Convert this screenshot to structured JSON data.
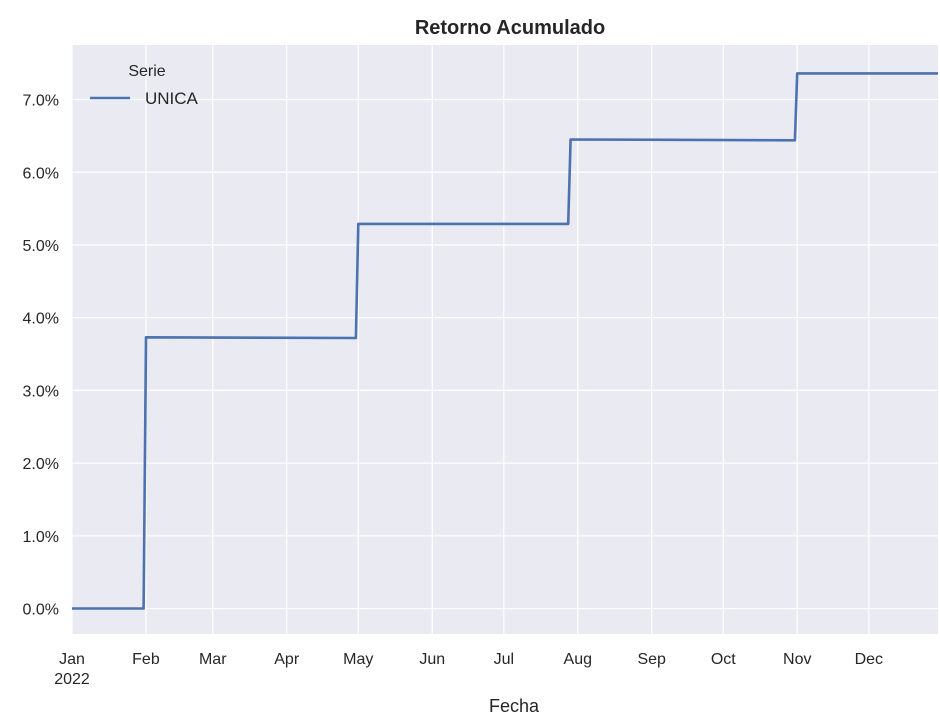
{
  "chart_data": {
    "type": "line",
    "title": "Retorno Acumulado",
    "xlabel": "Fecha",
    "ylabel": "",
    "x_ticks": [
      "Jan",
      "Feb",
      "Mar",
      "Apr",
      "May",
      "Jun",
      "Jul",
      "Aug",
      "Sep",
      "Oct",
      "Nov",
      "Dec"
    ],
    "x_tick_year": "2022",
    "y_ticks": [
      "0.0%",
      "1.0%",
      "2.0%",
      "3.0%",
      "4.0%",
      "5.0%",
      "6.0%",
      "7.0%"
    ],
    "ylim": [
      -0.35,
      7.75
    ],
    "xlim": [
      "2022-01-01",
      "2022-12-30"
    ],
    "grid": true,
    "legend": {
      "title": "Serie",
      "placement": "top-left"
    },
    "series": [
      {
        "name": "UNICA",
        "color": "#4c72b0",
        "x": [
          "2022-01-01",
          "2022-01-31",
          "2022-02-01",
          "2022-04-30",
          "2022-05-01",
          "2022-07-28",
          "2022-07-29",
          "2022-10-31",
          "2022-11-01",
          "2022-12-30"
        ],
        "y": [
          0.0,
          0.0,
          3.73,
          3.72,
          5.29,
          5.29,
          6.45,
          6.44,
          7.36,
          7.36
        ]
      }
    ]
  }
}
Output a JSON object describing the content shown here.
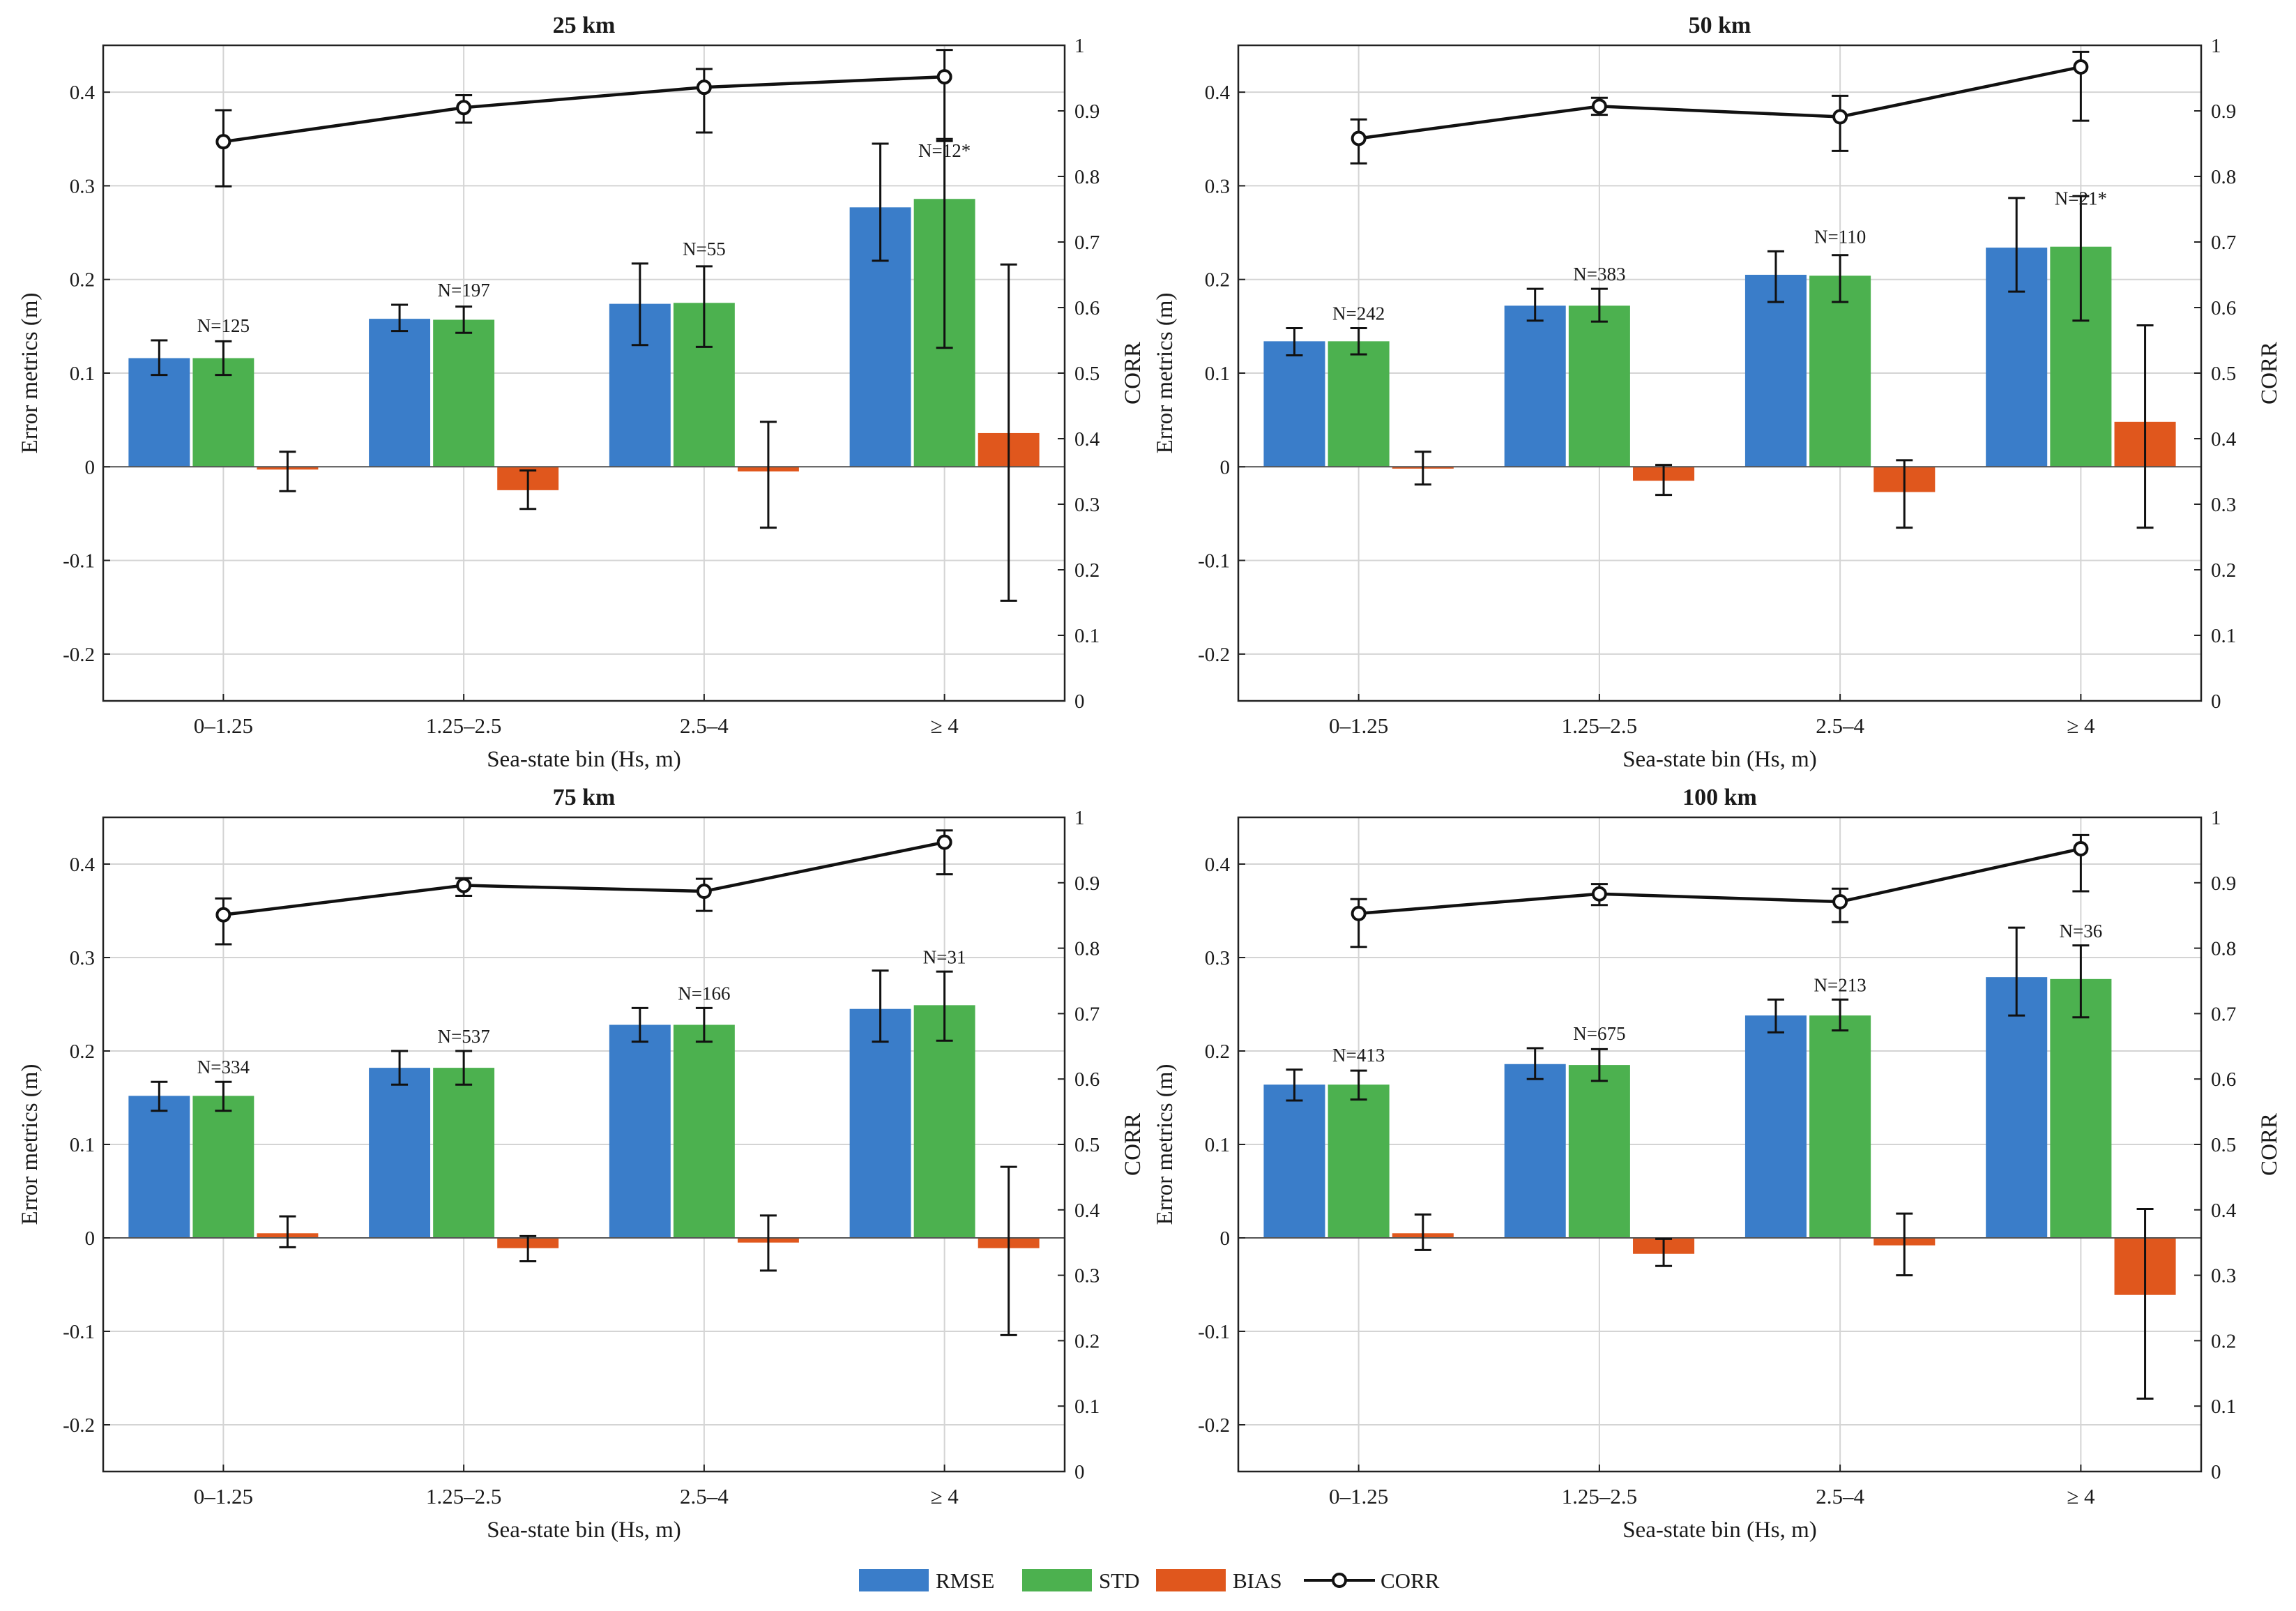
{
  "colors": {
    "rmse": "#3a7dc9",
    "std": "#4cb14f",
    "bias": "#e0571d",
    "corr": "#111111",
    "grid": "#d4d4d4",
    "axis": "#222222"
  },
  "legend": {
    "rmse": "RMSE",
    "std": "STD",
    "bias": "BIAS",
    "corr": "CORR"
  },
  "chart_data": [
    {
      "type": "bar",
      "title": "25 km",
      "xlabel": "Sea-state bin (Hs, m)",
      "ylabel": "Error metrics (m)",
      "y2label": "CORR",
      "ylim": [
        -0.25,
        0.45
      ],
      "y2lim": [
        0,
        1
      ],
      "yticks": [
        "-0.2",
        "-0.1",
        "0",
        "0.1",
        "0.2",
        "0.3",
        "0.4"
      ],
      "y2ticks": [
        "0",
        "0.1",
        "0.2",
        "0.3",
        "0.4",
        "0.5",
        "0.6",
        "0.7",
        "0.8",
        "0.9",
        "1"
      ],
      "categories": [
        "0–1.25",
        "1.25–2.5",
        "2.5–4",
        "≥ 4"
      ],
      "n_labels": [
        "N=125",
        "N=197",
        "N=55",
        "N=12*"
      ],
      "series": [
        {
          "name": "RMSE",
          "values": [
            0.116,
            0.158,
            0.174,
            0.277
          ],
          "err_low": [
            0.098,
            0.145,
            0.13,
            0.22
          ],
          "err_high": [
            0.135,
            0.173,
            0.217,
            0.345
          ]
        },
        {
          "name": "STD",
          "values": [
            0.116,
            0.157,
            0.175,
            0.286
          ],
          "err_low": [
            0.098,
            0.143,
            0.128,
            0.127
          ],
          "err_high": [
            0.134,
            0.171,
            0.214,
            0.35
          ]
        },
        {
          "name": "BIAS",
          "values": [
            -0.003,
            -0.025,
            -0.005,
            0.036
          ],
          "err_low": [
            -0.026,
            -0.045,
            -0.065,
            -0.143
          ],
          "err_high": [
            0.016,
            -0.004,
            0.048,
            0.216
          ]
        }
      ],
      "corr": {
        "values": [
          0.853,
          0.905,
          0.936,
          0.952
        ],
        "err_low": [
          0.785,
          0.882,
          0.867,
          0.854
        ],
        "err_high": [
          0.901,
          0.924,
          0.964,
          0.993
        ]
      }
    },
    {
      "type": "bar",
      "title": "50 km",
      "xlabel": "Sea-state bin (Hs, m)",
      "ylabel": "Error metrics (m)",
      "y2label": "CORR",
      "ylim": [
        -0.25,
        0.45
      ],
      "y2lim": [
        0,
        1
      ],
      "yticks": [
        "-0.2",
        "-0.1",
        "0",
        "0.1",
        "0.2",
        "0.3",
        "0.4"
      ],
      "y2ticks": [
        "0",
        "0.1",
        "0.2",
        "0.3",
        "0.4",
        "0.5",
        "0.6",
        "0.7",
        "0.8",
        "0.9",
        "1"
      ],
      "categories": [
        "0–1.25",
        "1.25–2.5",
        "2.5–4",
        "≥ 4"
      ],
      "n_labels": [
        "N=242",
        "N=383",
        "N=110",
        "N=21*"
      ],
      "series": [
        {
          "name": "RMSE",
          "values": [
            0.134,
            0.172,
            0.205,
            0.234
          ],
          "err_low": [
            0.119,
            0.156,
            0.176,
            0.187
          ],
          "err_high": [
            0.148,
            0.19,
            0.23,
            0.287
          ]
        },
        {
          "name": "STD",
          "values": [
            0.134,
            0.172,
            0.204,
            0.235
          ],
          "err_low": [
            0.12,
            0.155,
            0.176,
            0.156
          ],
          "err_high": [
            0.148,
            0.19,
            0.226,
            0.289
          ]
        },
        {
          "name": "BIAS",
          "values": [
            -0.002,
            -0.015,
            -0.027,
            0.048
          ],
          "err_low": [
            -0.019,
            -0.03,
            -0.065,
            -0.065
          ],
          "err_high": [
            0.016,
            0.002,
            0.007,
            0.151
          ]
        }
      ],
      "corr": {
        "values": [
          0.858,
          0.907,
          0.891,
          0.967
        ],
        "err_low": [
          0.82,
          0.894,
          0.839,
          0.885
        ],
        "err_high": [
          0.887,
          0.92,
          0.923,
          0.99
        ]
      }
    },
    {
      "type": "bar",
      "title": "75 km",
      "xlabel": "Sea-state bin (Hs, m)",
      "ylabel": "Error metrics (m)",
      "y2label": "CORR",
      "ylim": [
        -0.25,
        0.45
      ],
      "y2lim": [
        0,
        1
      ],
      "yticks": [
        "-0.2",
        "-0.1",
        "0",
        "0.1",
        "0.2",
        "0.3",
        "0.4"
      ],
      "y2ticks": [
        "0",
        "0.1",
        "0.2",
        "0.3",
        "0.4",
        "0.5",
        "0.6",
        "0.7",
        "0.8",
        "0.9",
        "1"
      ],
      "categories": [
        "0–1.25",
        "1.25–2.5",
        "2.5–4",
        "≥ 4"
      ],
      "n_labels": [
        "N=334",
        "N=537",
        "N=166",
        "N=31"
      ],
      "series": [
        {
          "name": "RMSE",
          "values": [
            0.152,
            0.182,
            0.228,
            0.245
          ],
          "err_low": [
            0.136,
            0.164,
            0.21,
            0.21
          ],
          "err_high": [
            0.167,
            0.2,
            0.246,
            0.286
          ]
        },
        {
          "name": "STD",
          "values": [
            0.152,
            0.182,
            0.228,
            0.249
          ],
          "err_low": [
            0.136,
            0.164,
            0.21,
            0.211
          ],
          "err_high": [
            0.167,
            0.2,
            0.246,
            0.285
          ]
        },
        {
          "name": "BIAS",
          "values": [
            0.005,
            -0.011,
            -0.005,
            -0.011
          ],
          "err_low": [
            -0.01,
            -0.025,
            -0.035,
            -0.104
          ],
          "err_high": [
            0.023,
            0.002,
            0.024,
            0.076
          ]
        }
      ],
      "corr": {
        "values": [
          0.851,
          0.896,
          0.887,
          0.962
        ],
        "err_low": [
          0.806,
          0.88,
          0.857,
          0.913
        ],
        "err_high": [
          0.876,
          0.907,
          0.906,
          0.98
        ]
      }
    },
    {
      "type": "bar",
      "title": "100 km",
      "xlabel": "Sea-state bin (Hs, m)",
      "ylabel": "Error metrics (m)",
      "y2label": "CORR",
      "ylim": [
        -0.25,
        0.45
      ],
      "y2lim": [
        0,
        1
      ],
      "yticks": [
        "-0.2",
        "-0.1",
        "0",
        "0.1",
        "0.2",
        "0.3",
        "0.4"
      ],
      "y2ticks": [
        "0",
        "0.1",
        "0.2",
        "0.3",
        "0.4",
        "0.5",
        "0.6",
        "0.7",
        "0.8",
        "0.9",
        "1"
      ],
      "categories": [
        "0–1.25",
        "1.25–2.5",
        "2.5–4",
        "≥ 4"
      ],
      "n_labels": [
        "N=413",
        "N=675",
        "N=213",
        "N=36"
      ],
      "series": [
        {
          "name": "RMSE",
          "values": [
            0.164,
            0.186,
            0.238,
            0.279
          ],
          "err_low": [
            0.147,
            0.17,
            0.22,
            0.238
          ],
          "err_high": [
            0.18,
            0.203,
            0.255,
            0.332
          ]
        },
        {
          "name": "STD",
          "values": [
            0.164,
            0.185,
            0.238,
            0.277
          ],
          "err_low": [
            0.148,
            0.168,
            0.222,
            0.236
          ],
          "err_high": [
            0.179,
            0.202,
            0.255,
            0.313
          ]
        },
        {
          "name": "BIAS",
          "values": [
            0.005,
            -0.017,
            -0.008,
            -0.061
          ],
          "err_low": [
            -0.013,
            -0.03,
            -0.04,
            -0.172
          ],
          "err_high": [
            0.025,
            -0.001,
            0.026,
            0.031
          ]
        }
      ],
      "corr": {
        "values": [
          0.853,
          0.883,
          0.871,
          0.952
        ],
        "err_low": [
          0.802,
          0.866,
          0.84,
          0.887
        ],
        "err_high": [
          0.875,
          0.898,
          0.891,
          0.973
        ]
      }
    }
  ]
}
# # #
Write out each line of the data that holds the string "JSON".

■ **TASK RESPONSE**
Convert this screenshot to structured JSON data.
Output a JSON object describing the content shown here.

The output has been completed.